*Task details*
Reproduce the material below with every "surface-patch" switched to "mesh-patch" and nothing else altered. Omit the pictures from your reply.

*Entries provided*
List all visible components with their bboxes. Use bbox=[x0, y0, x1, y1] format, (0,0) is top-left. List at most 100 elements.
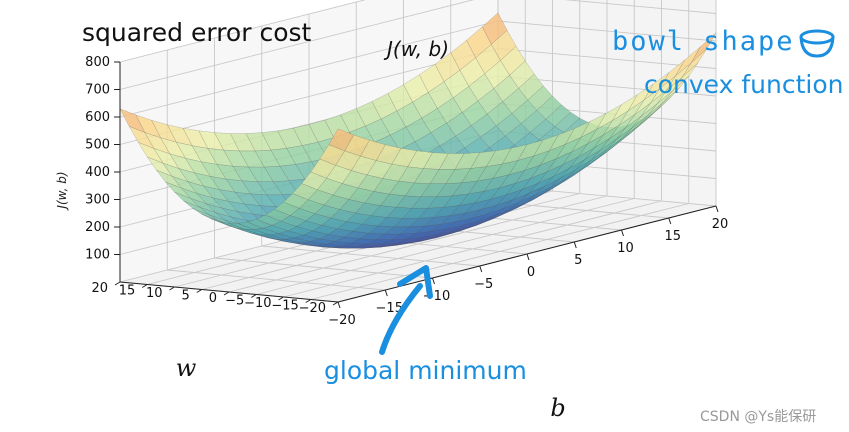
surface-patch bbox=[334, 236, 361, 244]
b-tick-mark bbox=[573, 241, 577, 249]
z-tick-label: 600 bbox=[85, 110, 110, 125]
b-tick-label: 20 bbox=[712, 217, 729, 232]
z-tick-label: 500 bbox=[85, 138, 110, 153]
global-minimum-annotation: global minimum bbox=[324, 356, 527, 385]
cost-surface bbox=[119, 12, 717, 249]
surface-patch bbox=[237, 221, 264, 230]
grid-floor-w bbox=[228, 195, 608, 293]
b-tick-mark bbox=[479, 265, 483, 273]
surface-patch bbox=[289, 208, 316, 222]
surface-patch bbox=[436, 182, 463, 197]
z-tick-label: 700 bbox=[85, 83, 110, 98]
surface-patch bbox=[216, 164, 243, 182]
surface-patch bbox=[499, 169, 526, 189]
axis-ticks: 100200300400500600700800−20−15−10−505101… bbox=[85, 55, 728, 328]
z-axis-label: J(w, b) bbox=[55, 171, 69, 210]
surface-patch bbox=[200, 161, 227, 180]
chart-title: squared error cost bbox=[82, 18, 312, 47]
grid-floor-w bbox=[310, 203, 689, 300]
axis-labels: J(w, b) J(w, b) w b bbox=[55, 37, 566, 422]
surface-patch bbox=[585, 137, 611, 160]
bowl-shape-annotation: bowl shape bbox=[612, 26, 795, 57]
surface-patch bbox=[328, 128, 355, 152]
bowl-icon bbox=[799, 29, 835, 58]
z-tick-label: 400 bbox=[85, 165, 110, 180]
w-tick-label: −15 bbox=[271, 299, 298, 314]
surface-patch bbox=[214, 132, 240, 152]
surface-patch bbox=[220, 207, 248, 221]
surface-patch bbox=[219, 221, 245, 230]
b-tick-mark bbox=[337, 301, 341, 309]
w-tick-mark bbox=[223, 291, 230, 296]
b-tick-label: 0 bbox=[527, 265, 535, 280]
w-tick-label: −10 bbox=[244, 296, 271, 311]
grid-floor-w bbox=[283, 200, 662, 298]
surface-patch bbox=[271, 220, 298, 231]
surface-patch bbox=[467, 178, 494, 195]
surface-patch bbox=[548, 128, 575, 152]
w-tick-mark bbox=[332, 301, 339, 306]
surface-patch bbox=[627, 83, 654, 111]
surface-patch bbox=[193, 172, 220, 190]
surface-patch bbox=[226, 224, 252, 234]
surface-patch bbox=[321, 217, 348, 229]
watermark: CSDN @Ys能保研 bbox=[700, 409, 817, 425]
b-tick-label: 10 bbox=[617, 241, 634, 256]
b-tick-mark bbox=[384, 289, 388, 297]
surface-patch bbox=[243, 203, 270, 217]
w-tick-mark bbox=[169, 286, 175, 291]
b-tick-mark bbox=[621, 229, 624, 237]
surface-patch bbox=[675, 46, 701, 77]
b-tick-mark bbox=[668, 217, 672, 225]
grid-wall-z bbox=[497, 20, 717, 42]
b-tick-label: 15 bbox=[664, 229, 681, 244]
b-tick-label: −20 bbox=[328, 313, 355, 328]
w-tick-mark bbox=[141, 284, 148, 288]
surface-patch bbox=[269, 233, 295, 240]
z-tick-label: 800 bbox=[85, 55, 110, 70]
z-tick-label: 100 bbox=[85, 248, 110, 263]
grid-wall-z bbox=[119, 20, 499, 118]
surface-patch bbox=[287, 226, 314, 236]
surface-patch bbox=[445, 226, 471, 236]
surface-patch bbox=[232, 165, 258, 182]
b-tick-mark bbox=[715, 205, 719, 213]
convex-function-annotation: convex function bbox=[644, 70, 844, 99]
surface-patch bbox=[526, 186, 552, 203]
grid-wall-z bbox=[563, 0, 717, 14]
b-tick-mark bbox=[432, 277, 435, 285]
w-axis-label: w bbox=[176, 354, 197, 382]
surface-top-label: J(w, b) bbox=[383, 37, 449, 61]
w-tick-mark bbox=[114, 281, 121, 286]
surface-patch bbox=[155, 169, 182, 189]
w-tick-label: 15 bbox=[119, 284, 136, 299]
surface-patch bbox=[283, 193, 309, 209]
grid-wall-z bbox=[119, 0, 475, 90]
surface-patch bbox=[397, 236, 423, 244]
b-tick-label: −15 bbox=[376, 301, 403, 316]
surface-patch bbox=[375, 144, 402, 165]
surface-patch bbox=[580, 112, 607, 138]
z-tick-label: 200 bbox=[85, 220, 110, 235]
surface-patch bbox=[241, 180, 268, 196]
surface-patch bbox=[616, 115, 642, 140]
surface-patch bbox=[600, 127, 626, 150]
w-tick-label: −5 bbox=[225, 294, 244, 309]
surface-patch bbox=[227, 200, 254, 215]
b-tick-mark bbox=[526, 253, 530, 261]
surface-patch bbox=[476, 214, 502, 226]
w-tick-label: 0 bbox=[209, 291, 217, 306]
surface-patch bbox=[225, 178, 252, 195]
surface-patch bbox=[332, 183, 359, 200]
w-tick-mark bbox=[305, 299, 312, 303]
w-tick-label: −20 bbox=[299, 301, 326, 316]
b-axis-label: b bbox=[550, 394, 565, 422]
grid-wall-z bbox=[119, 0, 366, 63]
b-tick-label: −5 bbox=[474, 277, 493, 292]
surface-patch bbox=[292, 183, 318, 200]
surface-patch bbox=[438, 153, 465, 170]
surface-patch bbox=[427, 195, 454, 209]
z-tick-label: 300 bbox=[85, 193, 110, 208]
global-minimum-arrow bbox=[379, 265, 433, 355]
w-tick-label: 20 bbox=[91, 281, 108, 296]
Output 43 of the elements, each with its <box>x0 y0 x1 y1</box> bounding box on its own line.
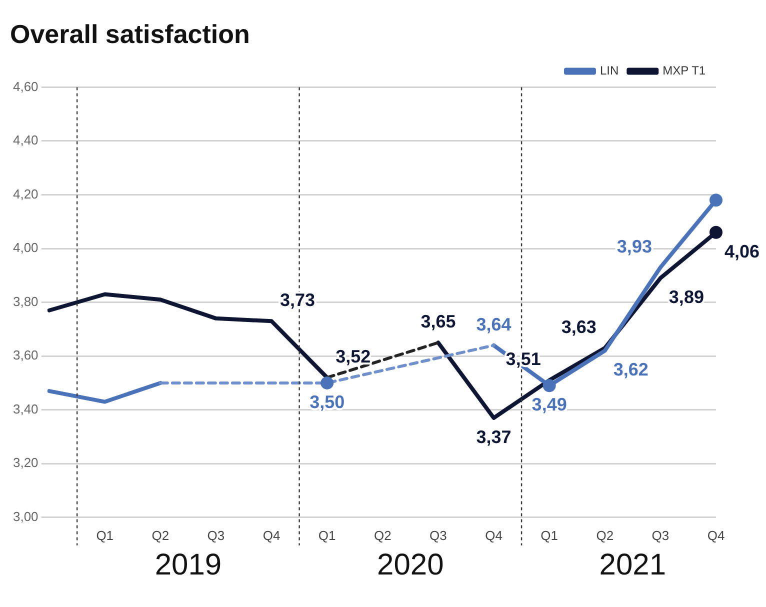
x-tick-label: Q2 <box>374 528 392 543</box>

*Task solution*
List all visible components with their bboxes. Use bbox=[x0, y0, x1, y1] format, (0,0) is top-left. List at most 100 elements.
mesh-patch bbox=[334, 236, 361, 244]
b-tick-mark bbox=[573, 241, 577, 249]
z-tick-label: 600 bbox=[85, 110, 110, 125]
b-tick-label: 20 bbox=[712, 217, 729, 232]
z-tick-label: 500 bbox=[85, 138, 110, 153]
global-minimum-annotation: global minimum bbox=[324, 356, 527, 385]
cost-surface bbox=[119, 12, 717, 249]
mesh-patch bbox=[237, 221, 264, 230]
grid-floor-w bbox=[228, 195, 608, 293]
b-tick-mark bbox=[479, 265, 483, 273]
mesh-patch bbox=[289, 208, 316, 222]
mesh-patch bbox=[436, 182, 463, 197]
z-tick-label: 700 bbox=[85, 83, 110, 98]
mesh-patch bbox=[216, 164, 243, 182]
mesh-patch bbox=[499, 169, 526, 189]
axis-ticks: 100200300400500600700800−20−15−10−505101… bbox=[85, 55, 728, 328]
z-axis-label: J(w, b) bbox=[55, 171, 69, 210]
mesh-patch bbox=[200, 161, 227, 180]
chart-title: squared error cost bbox=[82, 18, 312, 47]
grid-floor-w bbox=[310, 203, 689, 300]
axis-labels: J(w, b) J(w, b) w b bbox=[55, 37, 566, 422]
mesh-patch bbox=[585, 137, 611, 160]
bowl-shape-annotation: bowl shape bbox=[612, 26, 795, 57]
mesh-patch bbox=[328, 128, 355, 152]
bowl-icon bbox=[799, 29, 835, 58]
z-tick-label: 400 bbox=[85, 165, 110, 180]
w-tick-label: −15 bbox=[271, 299, 298, 314]
mesh-patch bbox=[214, 132, 240, 152]
mesh-patch bbox=[220, 207, 248, 221]
mesh-patch bbox=[219, 221, 245, 230]
b-tick-mark bbox=[337, 301, 341, 309]
w-tick-mark bbox=[223, 291, 230, 296]
b-tick-label: 0 bbox=[527, 265, 535, 280]
w-tick-label: −10 bbox=[244, 296, 271, 311]
grid-floor-w bbox=[283, 200, 662, 298]
mesh-patch bbox=[271, 220, 298, 231]
mesh-patch bbox=[467, 178, 494, 195]
mesh-patch bbox=[548, 128, 575, 152]
w-tick-mark bbox=[332, 301, 339, 306]
mesh-patch bbox=[627, 83, 654, 111]
mesh-patch bbox=[193, 172, 220, 190]
mesh-patch bbox=[226, 224, 252, 234]
mesh-patch bbox=[321, 217, 348, 229]
watermark: CSDN @Ys能保研 bbox=[700, 409, 817, 425]
b-tick-label: 10 bbox=[617, 241, 634, 256]
b-tick-mark bbox=[384, 289, 388, 297]
mesh-patch bbox=[243, 203, 270, 217]
w-tick-mark bbox=[169, 286, 175, 291]
b-tick-mark bbox=[621, 229, 624, 237]
mesh-patch bbox=[675, 46, 701, 77]
b-tick-mark bbox=[668, 217, 672, 225]
grid-wall-z bbox=[497, 20, 717, 42]
b-tick-label: 15 bbox=[664, 229, 681, 244]
b-tick-label: −20 bbox=[328, 313, 355, 328]
w-tick-mark bbox=[141, 284, 148, 288]
mesh-patch bbox=[269, 233, 295, 240]
z-tick-label: 800 bbox=[85, 55, 110, 70]
z-tick-label: 100 bbox=[85, 248, 110, 263]
grid-wall-z bbox=[119, 20, 499, 118]
mesh-patch bbox=[287, 226, 314, 236]
mesh-patch bbox=[445, 226, 471, 236]
mesh-patch bbox=[232, 165, 258, 182]
b-tick-mark bbox=[715, 205, 719, 213]
convex-function-annotation: convex function bbox=[644, 70, 844, 99]
mesh-patch bbox=[526, 186, 552, 203]
grid-wall-z bbox=[563, 0, 717, 14]
b-tick-mark bbox=[432, 277, 435, 285]
w-axis-label: w bbox=[176, 354, 197, 382]
surface-top-label: J(w, b) bbox=[383, 37, 449, 61]
w-tick-mark bbox=[114, 281, 121, 286]
mesh-patch bbox=[155, 169, 182, 189]
w-tick-label: 15 bbox=[119, 284, 136, 299]
mesh-patch bbox=[283, 193, 309, 209]
grid-wall-z bbox=[119, 0, 475, 90]
mesh-patch bbox=[397, 236, 423, 244]
b-tick-label: −15 bbox=[376, 301, 403, 316]
mesh-patch bbox=[375, 144, 402, 165]
mesh-patch bbox=[580, 112, 607, 138]
z-tick-label: 200 bbox=[85, 220, 110, 235]
mesh-patch bbox=[241, 180, 268, 196]
mesh-patch bbox=[616, 115, 642, 140]
mesh-patch bbox=[600, 127, 626, 150]
w-tick-label: −5 bbox=[225, 294, 244, 309]
mesh-patch bbox=[227, 200, 254, 215]
b-tick-mark bbox=[526, 253, 530, 261]
mesh-patch bbox=[476, 214, 502, 226]
w-tick-label: 0 bbox=[209, 291, 217, 306]
mesh-patch bbox=[225, 178, 252, 195]
mesh-patch bbox=[332, 183, 359, 200]
w-tick-mark bbox=[305, 299, 312, 303]
w-tick-label: −20 bbox=[299, 301, 326, 316]
b-axis-label: b bbox=[550, 394, 565, 422]
grid-wall-z bbox=[119, 0, 366, 63]
b-tick-label: −5 bbox=[474, 277, 493, 292]
mesh-patch bbox=[292, 183, 318, 200]
mesh-patch bbox=[438, 153, 465, 170]
mesh-patch bbox=[427, 195, 454, 209]
z-tick-label: 300 bbox=[85, 193, 110, 208]
global-minimum-arrow bbox=[379, 265, 433, 355]
w-tick-label: 20 bbox=[91, 281, 108, 296]
Output 43 of the elements, each with its <box>x0 y0 x1 y1</box> bounding box on its own line.
x-tick-label: Q2 <box>374 528 392 543</box>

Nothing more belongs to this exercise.